| Data for this task |

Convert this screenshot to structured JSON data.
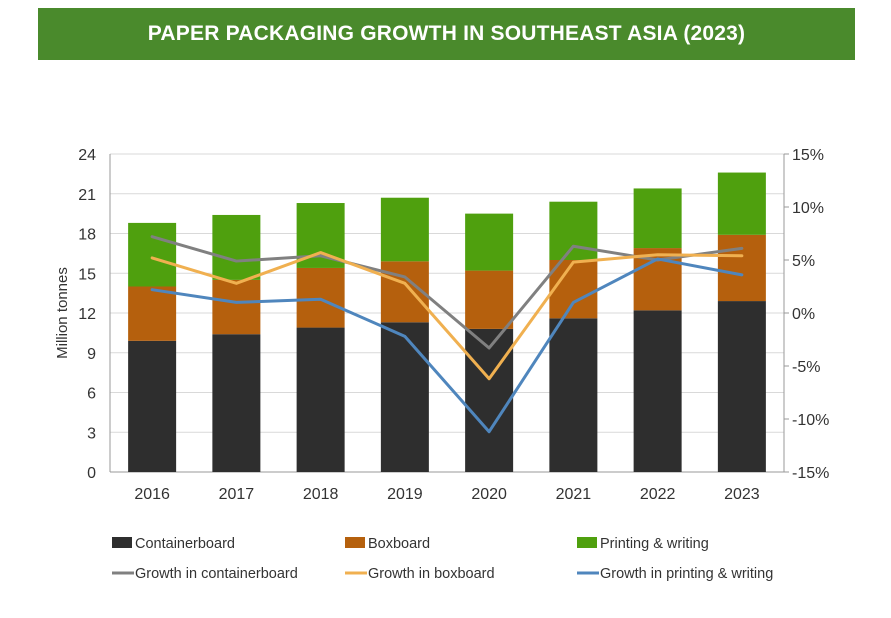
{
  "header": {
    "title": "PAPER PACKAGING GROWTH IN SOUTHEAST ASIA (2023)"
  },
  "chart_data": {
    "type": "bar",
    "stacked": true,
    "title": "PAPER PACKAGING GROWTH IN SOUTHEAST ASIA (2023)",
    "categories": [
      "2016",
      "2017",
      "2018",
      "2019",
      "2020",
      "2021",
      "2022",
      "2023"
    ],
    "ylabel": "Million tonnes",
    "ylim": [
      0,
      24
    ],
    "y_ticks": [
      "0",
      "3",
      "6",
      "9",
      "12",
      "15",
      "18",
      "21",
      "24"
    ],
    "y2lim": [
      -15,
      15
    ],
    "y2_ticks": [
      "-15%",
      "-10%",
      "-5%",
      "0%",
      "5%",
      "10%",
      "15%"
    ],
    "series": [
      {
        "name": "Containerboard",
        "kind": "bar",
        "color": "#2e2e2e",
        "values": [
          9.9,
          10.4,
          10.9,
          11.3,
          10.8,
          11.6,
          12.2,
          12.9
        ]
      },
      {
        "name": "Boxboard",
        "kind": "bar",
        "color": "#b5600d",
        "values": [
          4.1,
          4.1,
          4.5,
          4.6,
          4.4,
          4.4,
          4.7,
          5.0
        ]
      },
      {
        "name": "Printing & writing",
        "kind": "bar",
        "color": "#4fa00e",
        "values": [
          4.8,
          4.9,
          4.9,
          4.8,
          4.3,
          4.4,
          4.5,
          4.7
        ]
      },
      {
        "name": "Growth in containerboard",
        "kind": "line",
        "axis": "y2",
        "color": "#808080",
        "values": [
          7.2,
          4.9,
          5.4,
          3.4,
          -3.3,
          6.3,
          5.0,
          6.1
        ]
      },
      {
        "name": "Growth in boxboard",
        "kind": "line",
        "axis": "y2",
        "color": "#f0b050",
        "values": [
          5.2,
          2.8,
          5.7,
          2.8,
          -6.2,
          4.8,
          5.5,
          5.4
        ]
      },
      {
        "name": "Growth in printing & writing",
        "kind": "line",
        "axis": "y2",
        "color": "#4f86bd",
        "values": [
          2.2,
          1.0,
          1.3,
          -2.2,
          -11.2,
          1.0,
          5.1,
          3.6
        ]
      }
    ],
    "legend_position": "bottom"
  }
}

---

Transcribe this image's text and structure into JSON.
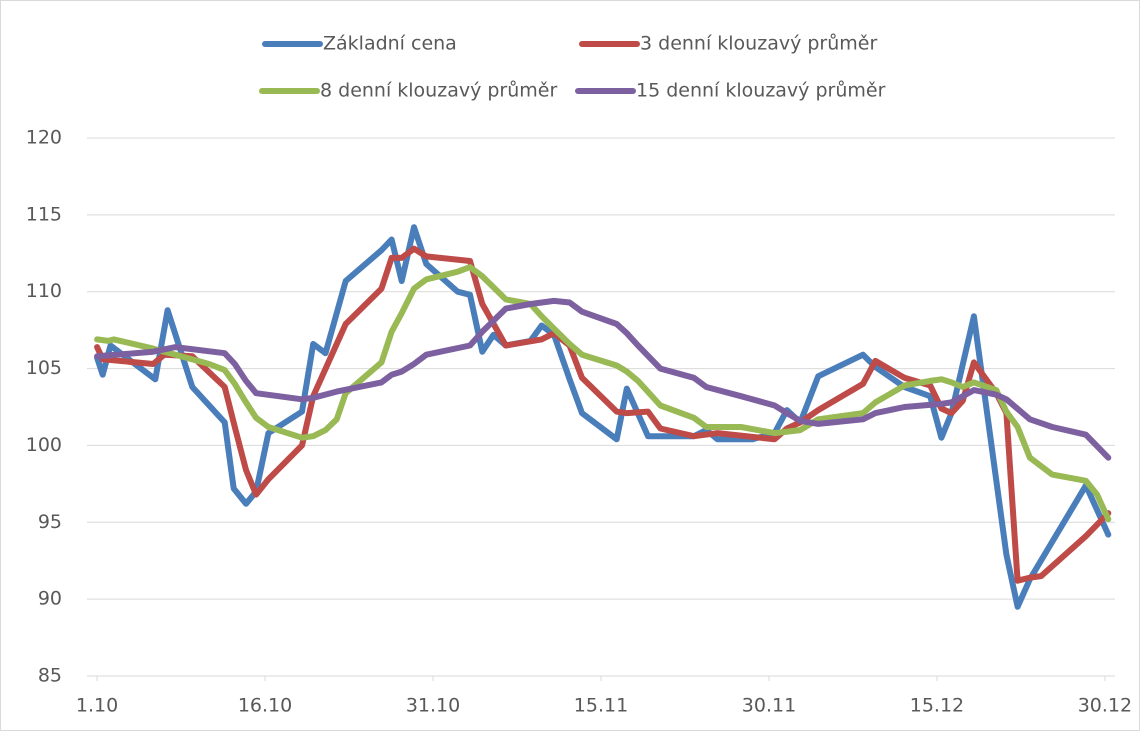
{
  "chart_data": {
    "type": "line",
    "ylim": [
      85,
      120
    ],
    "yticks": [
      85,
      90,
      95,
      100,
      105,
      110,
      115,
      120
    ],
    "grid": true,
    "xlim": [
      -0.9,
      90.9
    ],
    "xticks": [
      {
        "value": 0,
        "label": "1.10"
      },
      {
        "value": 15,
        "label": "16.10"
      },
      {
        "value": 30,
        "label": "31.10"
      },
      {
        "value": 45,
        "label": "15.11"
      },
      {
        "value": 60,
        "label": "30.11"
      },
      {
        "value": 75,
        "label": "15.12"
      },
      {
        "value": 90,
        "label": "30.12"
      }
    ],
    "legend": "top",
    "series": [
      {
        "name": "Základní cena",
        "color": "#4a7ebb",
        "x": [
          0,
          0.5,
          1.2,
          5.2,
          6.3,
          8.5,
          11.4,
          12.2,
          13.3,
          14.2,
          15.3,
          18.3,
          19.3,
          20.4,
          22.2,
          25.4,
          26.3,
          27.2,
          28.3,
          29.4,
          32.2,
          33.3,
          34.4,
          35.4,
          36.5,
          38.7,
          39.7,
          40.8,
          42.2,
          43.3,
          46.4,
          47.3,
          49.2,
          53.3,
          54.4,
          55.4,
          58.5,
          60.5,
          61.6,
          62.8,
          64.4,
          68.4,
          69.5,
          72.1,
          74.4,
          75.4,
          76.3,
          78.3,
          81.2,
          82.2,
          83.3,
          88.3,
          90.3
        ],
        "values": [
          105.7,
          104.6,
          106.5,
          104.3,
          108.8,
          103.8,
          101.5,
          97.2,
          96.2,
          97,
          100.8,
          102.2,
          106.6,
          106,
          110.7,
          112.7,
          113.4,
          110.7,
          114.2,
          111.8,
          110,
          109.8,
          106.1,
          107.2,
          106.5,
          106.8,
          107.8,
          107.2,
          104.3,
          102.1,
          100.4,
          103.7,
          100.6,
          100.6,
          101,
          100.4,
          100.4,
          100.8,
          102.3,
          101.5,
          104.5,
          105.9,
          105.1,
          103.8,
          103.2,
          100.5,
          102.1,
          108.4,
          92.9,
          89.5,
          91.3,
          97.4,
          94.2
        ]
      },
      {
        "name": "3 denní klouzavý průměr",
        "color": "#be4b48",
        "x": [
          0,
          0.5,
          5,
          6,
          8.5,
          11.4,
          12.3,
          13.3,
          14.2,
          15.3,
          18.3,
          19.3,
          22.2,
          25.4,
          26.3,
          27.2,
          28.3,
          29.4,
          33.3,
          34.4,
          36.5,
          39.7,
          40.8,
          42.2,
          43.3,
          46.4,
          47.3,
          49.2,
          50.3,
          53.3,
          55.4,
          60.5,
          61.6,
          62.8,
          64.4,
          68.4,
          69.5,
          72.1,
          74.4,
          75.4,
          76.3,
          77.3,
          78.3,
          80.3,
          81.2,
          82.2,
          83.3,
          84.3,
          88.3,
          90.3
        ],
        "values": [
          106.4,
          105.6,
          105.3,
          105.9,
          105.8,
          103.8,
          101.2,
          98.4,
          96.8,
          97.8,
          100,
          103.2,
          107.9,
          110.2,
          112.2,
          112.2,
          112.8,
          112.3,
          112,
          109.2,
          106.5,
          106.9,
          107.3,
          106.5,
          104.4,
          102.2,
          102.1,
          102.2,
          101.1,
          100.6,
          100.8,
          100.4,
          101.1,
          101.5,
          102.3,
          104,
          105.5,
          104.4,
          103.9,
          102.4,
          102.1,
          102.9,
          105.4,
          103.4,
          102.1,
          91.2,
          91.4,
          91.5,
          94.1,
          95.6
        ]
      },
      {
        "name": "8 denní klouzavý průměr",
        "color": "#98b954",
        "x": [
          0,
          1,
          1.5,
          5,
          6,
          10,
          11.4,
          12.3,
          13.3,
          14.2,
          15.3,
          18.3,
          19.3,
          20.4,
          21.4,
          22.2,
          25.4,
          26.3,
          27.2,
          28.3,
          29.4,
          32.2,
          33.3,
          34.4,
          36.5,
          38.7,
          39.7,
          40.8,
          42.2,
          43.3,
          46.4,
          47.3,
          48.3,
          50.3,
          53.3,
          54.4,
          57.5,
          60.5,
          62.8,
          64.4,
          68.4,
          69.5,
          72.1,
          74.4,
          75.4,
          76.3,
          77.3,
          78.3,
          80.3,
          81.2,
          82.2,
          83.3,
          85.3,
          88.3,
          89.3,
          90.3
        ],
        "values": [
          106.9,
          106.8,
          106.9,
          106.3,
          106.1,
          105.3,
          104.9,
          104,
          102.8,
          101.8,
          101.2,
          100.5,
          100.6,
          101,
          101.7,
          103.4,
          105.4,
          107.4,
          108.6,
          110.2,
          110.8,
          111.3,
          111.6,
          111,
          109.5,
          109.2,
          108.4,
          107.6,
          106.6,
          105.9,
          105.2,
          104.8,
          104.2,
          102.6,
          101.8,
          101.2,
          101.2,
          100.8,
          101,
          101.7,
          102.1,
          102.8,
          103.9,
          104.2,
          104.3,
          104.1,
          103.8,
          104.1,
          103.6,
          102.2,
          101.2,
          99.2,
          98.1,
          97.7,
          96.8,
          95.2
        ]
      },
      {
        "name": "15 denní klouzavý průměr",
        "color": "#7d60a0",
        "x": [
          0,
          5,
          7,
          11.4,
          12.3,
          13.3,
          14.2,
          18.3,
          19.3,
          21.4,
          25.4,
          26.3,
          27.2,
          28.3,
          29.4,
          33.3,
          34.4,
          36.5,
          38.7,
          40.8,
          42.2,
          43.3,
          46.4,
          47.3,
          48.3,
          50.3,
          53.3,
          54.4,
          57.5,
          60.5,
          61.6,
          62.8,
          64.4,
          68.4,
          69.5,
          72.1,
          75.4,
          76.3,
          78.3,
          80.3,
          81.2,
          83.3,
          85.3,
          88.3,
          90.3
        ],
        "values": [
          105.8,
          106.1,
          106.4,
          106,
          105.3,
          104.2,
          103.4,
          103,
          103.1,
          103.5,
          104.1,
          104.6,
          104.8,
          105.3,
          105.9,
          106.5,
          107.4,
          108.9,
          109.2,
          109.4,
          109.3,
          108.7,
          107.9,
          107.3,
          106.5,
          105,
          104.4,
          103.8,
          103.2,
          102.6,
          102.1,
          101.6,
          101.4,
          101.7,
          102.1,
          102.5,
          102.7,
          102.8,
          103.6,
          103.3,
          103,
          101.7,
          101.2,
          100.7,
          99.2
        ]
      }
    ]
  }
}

| Task details |
Going over the lines above, work out how many include "denní", then give only that number.

| Result of the task |
3